• Figure contents as structured data:
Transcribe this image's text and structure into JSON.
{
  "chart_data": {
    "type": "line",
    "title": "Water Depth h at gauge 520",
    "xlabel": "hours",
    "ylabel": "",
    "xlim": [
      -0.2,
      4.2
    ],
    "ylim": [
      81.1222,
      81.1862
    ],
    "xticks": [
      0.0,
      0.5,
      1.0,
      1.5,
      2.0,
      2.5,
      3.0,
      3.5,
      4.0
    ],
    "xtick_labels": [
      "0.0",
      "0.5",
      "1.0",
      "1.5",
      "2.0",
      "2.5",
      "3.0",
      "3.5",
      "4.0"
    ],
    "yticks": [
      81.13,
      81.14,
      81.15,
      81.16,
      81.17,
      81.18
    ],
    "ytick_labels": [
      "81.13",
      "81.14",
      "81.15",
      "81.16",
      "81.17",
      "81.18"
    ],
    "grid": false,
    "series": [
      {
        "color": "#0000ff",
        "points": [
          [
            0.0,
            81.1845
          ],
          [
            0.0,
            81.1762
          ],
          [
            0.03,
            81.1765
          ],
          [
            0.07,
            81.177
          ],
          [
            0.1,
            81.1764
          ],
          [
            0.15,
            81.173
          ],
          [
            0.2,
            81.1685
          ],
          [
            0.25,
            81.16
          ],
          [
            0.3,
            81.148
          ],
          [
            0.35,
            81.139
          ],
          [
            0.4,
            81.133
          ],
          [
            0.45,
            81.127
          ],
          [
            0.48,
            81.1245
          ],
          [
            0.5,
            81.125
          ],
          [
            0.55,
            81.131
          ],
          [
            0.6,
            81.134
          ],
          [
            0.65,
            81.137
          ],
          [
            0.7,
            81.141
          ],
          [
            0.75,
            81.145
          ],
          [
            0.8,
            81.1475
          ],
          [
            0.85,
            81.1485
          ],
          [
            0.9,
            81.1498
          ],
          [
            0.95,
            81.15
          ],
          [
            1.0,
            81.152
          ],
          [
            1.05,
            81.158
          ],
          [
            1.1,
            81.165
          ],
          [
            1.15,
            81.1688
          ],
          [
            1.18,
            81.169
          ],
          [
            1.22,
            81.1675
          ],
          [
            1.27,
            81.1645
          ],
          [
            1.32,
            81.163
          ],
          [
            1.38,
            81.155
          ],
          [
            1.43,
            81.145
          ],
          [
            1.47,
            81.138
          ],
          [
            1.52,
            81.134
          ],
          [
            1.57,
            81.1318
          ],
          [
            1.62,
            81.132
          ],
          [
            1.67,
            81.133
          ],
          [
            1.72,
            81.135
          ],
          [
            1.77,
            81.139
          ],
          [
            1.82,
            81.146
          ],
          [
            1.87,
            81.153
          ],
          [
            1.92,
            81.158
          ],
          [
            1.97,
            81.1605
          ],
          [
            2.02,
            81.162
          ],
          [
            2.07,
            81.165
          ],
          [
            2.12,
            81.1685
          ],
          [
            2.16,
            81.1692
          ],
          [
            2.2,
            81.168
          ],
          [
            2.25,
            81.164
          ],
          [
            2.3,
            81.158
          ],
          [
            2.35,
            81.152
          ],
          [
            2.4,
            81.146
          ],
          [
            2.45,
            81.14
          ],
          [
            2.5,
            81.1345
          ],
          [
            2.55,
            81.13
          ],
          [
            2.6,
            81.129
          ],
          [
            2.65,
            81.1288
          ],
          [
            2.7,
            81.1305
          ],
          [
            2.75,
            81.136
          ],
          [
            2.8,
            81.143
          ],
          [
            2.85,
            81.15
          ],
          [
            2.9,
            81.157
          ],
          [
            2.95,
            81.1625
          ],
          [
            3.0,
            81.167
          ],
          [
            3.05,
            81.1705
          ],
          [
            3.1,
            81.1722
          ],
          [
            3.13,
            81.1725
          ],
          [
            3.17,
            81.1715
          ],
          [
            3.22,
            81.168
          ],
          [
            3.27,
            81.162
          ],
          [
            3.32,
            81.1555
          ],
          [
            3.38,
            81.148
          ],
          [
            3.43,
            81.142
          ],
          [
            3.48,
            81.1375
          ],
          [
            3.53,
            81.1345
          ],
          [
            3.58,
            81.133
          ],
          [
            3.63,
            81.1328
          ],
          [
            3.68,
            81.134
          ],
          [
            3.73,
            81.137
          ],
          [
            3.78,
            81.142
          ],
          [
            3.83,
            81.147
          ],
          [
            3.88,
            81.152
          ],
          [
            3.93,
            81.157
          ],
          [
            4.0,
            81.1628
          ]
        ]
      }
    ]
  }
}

...

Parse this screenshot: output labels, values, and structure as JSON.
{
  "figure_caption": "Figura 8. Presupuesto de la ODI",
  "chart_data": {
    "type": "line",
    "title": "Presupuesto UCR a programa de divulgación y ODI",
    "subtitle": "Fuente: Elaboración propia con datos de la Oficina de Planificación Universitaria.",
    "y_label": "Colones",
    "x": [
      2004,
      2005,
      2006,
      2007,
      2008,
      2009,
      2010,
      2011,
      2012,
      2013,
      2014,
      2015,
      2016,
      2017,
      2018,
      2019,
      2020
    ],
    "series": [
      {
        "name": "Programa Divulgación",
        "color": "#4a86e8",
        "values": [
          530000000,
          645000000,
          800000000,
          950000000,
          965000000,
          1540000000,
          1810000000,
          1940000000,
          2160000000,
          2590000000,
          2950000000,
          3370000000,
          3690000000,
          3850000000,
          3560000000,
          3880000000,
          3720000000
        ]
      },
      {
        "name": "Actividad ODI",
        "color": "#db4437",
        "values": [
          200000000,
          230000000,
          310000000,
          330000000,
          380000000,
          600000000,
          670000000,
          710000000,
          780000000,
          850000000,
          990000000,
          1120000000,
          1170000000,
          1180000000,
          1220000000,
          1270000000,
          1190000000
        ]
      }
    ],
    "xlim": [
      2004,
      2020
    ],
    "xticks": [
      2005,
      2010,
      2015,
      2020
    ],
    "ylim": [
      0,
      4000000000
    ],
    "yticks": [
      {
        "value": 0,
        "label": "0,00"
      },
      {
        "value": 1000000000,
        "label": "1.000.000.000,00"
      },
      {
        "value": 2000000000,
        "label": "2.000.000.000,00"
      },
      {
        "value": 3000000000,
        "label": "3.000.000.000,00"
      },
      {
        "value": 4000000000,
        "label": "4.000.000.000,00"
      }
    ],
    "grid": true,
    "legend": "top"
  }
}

==

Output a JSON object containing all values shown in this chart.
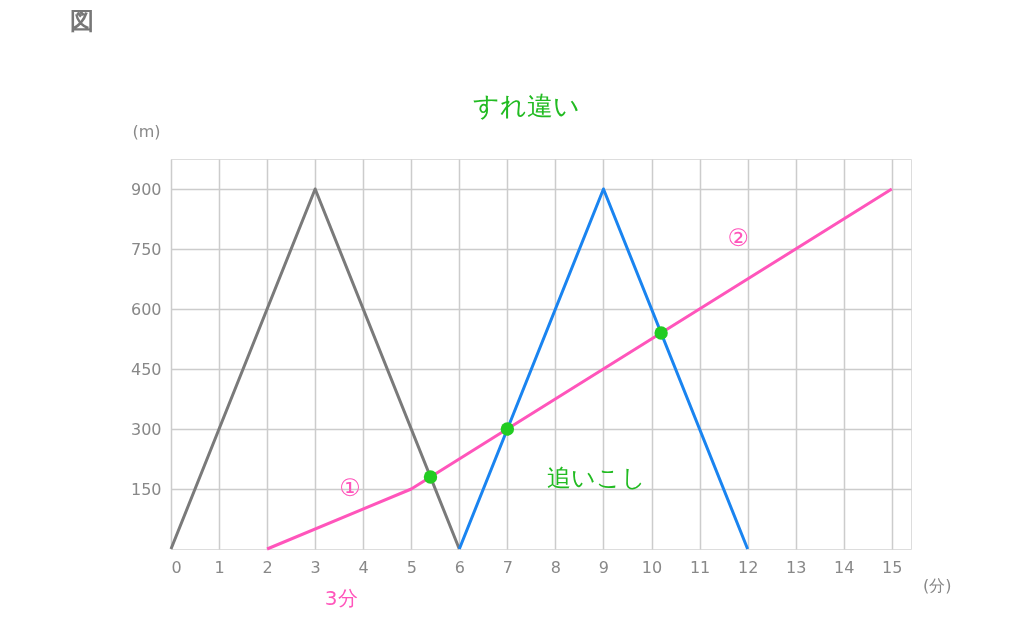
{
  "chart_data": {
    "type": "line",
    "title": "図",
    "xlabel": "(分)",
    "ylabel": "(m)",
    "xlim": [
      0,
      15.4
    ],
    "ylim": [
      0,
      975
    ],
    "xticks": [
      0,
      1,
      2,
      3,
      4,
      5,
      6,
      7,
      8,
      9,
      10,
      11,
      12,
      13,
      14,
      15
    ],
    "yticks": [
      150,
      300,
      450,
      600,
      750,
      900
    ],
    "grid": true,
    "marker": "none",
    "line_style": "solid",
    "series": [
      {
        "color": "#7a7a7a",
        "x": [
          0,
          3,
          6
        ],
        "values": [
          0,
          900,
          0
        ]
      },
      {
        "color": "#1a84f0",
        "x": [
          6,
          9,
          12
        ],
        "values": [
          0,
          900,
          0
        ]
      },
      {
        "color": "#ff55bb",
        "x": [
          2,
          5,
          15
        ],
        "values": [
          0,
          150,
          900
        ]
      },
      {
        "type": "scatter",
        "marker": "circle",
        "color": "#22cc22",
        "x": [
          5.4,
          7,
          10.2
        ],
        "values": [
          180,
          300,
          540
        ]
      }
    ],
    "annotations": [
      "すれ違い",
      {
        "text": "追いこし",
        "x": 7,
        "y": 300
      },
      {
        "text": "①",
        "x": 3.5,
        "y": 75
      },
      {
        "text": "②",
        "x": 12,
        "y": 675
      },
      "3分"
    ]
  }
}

• SET PROBLEM: Which lines include the word "text"? Copy every one of them.

• COMPLETE RESPONSE:
Transcribe this image's text and structure into JSON.
        "text": "追いこし",
        "text": "①",
        "text": "②",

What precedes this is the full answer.